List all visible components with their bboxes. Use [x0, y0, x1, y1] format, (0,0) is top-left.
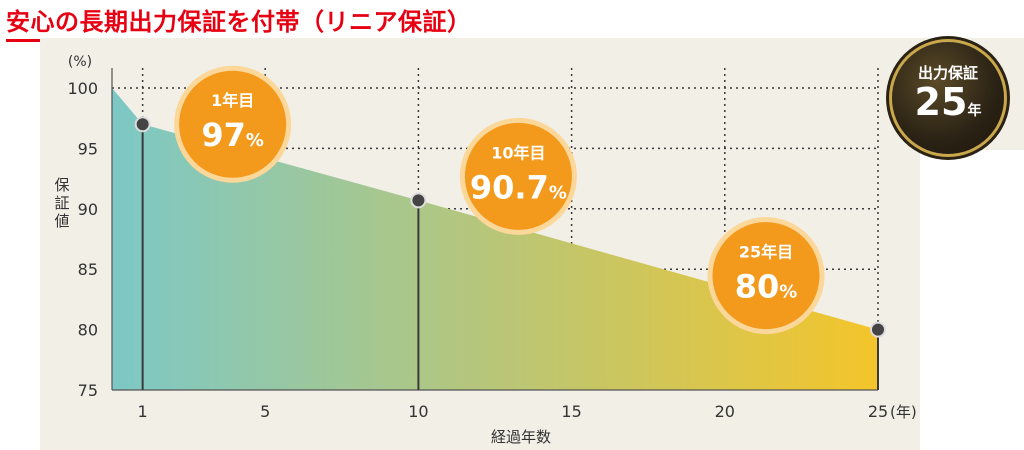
value-bubble [459, 117, 577, 235]
warranty-badge: 出力保証 25年 [892, 42, 1004, 154]
x-tick-label: 20 [715, 402, 735, 421]
value-bubble [174, 65, 292, 183]
badge-unit: 年 [967, 103, 982, 119]
y-tick-label: 85 [78, 260, 98, 279]
y-unit-label: (%) [68, 54, 92, 70]
y-tick-label: 90 [78, 200, 98, 219]
y-tick-label: 80 [78, 321, 98, 340]
x-tick-label: 5 [260, 402, 270, 421]
x-tick-label: 15 [561, 402, 581, 421]
badge-label: 出力保証 [917, 64, 978, 82]
x-unit-label: (年) [890, 403, 917, 421]
x-tick-label: 25 [868, 402, 888, 421]
y-axis-label: 保証値 [54, 176, 69, 230]
value-bubble [707, 217, 825, 335]
x-tick-label: 10 [408, 402, 428, 421]
data-point [870, 321, 886, 338]
y-tick-label: 95 [78, 139, 98, 158]
y-tick-label: 75 [78, 381, 98, 400]
y-tick-label: 100 [67, 79, 98, 98]
area-fill [112, 88, 878, 390]
data-point [410, 192, 427, 209]
badge-years: 25 [914, 80, 968, 124]
bubble-year-label: 1年目 [211, 91, 254, 110]
bubble-year-label: 10年目 [491, 143, 545, 162]
bubble-year-label: 25年目 [739, 243, 793, 262]
data-point [134, 116, 151, 133]
x-tick-label: 1 [138, 402, 148, 421]
bubble-value-label: 97% [201, 116, 264, 154]
x-axis-label: 経過年数 [491, 428, 551, 446]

● **Your goal**: Write out every line of the entries above verbatim, leaving out the pictures.

● **Solution to the exercise**:
List all visible components with their bboxes. Use [x0, y0, x1, y1] format, (0,0) is top-left.
value-bubble [459, 117, 577, 235]
warranty-badge: 出力保証 25年 [892, 42, 1004, 154]
x-tick-label: 20 [715, 402, 735, 421]
value-bubble [174, 65, 292, 183]
badge-unit: 年 [967, 103, 982, 119]
y-tick-label: 85 [78, 260, 98, 279]
y-unit-label: (%) [68, 54, 92, 70]
y-tick-label: 90 [78, 200, 98, 219]
y-tick-label: 80 [78, 321, 98, 340]
x-tick-label: 5 [260, 402, 270, 421]
x-tick-label: 15 [561, 402, 581, 421]
badge-label: 出力保証 [917, 64, 978, 82]
x-unit-label: (年) [890, 403, 917, 421]
x-tick-label: 25 [868, 402, 888, 421]
y-axis-label: 保証値 [54, 176, 69, 230]
value-bubble [707, 217, 825, 335]
x-tick-label: 10 [408, 402, 428, 421]
data-point [870, 321, 886, 338]
y-tick-label: 95 [78, 139, 98, 158]
y-tick-label: 75 [78, 381, 98, 400]
y-tick-label: 100 [67, 79, 98, 98]
area-fill [112, 88, 878, 390]
data-point [410, 192, 427, 209]
badge-years: 25 [914, 80, 968, 124]
bubble-year-label: 1年目 [211, 91, 254, 110]
bubble-year-label: 10年目 [491, 143, 545, 162]
bubble-year-label: 25年目 [739, 243, 793, 262]
data-point [134, 116, 151, 133]
x-tick-label: 1 [138, 402, 148, 421]
bubble-value-label: 97% [201, 116, 264, 154]
x-axis-label: 経過年数 [491, 428, 551, 446]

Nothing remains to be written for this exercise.